**What the exercise asks:** Please print the full listing exactly.

====== Dataset ======

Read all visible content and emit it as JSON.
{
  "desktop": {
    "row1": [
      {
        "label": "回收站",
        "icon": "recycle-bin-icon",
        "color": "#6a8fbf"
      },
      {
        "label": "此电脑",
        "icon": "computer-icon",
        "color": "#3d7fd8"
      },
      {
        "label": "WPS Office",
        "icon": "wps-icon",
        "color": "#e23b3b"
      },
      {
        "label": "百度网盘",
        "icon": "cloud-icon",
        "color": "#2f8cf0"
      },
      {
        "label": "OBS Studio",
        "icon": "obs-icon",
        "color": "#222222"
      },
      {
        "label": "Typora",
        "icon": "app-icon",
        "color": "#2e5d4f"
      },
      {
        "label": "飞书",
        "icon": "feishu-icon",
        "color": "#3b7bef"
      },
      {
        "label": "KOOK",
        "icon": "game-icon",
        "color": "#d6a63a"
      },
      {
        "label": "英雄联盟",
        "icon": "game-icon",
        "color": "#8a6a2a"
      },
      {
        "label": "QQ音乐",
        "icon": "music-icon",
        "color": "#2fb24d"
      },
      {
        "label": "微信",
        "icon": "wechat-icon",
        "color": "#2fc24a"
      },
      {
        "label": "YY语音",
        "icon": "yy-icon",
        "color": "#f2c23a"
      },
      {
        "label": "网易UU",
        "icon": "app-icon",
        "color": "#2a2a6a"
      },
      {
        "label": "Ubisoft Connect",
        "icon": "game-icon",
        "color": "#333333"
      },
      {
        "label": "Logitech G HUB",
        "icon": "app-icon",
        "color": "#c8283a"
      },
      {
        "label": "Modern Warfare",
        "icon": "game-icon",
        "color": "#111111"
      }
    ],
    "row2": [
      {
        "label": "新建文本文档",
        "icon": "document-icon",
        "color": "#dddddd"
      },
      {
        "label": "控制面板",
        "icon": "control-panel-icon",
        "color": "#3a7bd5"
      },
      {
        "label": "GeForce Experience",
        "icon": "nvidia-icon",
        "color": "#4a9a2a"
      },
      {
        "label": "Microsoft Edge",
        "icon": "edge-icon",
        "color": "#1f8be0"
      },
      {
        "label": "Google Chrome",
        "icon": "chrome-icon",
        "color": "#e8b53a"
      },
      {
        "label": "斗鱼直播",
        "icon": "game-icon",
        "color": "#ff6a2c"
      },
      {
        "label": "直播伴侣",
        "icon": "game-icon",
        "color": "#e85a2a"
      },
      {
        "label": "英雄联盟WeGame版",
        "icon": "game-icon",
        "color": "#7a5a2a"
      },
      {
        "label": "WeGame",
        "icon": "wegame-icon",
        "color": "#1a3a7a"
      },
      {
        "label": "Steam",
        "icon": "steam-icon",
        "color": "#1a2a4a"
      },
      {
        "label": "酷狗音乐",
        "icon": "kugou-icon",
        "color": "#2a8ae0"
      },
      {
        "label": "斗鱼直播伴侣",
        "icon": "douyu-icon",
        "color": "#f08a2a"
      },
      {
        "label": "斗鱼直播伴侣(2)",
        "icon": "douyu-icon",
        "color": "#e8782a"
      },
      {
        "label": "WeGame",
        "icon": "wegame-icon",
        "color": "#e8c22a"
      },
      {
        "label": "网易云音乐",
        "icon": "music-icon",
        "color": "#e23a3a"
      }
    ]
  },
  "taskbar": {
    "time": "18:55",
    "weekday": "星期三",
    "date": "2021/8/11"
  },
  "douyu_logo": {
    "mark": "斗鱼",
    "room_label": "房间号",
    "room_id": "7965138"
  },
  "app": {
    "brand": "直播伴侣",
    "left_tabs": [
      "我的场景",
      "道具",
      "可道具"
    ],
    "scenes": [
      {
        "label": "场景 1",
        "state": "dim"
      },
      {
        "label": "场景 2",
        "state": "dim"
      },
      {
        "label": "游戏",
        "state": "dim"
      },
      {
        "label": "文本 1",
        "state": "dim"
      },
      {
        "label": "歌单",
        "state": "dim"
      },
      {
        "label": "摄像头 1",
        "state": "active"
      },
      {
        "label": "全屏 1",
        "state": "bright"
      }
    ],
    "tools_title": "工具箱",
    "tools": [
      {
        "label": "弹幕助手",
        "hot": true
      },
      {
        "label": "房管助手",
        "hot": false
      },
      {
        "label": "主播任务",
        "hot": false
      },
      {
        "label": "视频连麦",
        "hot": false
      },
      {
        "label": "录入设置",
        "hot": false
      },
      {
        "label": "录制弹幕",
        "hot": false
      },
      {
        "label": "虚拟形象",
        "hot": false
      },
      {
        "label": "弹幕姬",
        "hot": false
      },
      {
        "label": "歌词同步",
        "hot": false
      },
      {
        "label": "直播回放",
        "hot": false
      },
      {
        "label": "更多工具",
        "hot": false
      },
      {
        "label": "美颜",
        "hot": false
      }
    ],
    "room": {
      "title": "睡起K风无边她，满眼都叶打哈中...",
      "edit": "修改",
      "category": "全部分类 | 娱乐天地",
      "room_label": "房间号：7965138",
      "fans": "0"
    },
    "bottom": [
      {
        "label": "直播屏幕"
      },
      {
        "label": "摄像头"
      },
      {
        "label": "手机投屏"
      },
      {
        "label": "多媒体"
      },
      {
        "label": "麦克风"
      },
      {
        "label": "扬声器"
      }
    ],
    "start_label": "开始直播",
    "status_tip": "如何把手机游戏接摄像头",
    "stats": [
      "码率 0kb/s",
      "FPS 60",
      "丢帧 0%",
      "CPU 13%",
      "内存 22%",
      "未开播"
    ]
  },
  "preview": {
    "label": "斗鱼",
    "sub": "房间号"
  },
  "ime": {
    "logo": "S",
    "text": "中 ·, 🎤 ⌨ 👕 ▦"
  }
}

======

**Task output:**
Read all visible content and emit it as JSON.
{
  "desktop": {
    "row1": [
      {
        "label": "回收站",
        "icon": "recycle-bin-icon",
        "color": "#6a8fbf"
      },
      {
        "label": "此电脑",
        "icon": "computer-icon",
        "color": "#3d7fd8"
      },
      {
        "label": "WPS Office",
        "icon": "wps-icon",
        "color": "#e23b3b"
      },
      {
        "label": "百度网盘",
        "icon": "cloud-icon",
        "color": "#2f8cf0"
      },
      {
        "label": "OBS Studio",
        "icon": "obs-icon",
        "color": "#222222"
      },
      {
        "label": "Typora",
        "icon": "app-icon",
        "color": "#2e5d4f"
      },
      {
        "label": "飞书",
        "icon": "feishu-icon",
        "color": "#3b7bef"
      },
      {
        "label": "KOOK",
        "icon": "game-icon",
        "color": "#d6a63a"
      },
      {
        "label": "英雄联盟",
        "icon": "game-icon",
        "color": "#8a6a2a"
      },
      {
        "label": "QQ音乐",
        "icon": "music-icon",
        "color": "#2fb24d"
      },
      {
        "label": "微信",
        "icon": "wechat-icon",
        "color": "#2fc24a"
      },
      {
        "label": "YY语音",
        "icon": "yy-icon",
        "color": "#f2c23a"
      },
      {
        "label": "网易UU",
        "icon": "app-icon",
        "color": "#2a2a6a"
      },
      {
        "label": "Ubisoft Connect",
        "icon": "game-icon",
        "color": "#333333"
      },
      {
        "label": "Logitech G HUB",
        "icon": "app-icon",
        "color": "#c8283a"
      },
      {
        "label": "Modern Warfare",
        "icon": "game-icon",
        "color": "#111111"
      }
    ],
    "row2": [
      {
        "label": "新建文本文档",
        "icon": "document-icon",
        "color": "#dddddd"
      },
      {
        "label": "控制面板",
        "icon": "control-panel-icon",
        "color": "#3a7bd5"
      },
      {
        "label": "GeForce Experience",
        "icon": "nvidia-icon",
        "color": "#4a9a2a"
      },
      {
        "label": "Microsoft Edge",
        "icon": "edge-icon",
        "color": "#1f8be0"
      },
      {
        "label": "Google Chrome",
        "icon": "chrome-icon",
        "color": "#e8b53a"
      },
      {
        "label": "斗鱼直播",
        "icon": "game-icon",
        "color": "#ff6a2c"
      },
      {
        "label": "直播伴侣",
        "icon": "game-icon",
        "color": "#e85a2a"
      },
      {
        "label": "英雄联盟WeGame版",
        "icon": "game-icon",
        "color": "#7a5a2a"
      },
      {
        "label": "WeGame",
        "icon": "wegame-icon",
        "color": "#1a3a7a"
      },
      {
        "label": "Steam",
        "icon": "steam-icon",
        "color": "#1a2a4a"
      },
      {
        "label": "酷狗音乐",
        "icon": "kugou-icon",
        "color": "#2a8ae0"
      },
      {
        "label": "斗鱼直播伴侣",
        "icon": "douyu-icon",
        "color": "#f08a2a"
      },
      {
        "label": "斗鱼直播伴侣(2)",
        "icon": "douyu-icon",
        "color": "#e8782a"
      },
      {
        "label": "WeGame",
        "icon": "wegame-icon",
        "color": "#e8c22a"
      },
      {
        "label": "网易云音乐",
        "icon": "music-icon",
        "color": "#e23a3a"
      }
    ]
  },
  "taskbar": {
    "time": "18:55",
    "weekday": "星期三",
    "date": "2021/8/11"
  },
  "douyu_logo": {
    "mark": "斗鱼",
    "room_label": "房间号",
    "room_id": "7965138"
  },
  "app": {
    "brand": "直播伴侣",
    "left_tabs": [
      "我的场景",
      "道具",
      "可道具"
    ],
    "scenes": [
      {
        "label": "场景 1",
        "state": "dim"
      },
      {
        "label": "场景 2",
        "state": "dim"
      },
      {
        "label": "游戏",
        "state": "dim"
      },
      {
        "label": "文本 1",
        "state": "dim"
      },
      {
        "label": "歌单",
        "state": "dim"
      },
      {
        "label": "摄像头 1",
        "state": "active"
      },
      {
        "label": "全屏 1",
        "state": "bright"
      }
    ],
    "tools_title": "工具箱",
    "tools": [
      {
        "label": "弹幕助手",
        "hot": true
      },
      {
        "label": "房管助手",
        "hot": false
      },
      {
        "label": "主播任务",
        "hot": false
      },
      {
        "label": "视频连麦",
        "hot": false
      },
      {
        "label": "录入设置",
        "hot": false
      },
      {
        "label": "录制弹幕",
        "hot": false
      },
      {
        "label": "虚拟形象",
        "hot": false
      },
      {
        "label": "弹幕姬",
        "hot": false
      },
      {
        "label": "歌词同步",
        "hot": false
      },
      {
        "label": "直播回放",
        "hot": false
      },
      {
        "label": "更多工具",
        "hot": false
      },
      {
        "label": "美颜",
        "hot": false
      }
    ],
    "room": {
      "title": "睡起K风无边她，满眼都叶打哈中...",
      "edit": "修改",
      "category": "全部分类 | 娱乐天地",
      "room_label": "房间号：7965138",
      "fans": "0"
    },
    "bottom": [
      {
        "label": "直播屏幕"
      },
      {
        "label": "摄像头"
      },
      {
        "label": "手机投屏"
      },
      {
        "label": "多媒体"
      },
      {
        "label": "麦克风"
      },
      {
        "label": "扬声器"
      }
    ],
    "start_label": "开始直播",
    "status_tip": "如何把手机游戏接摄像头",
    "stats": [
      "码率 0kb/s",
      "FPS 60",
      "丢帧 0%",
      "CPU 13%",
      "内存 22%",
      "未开播"
    ]
  },
  "preview": {
    "label": "斗鱼",
    "sub": "房间号"
  },
  "ime": {
    "logo": "S",
    "text": "中 ·, 🎤 ⌨ 👕 ▦"
  }
}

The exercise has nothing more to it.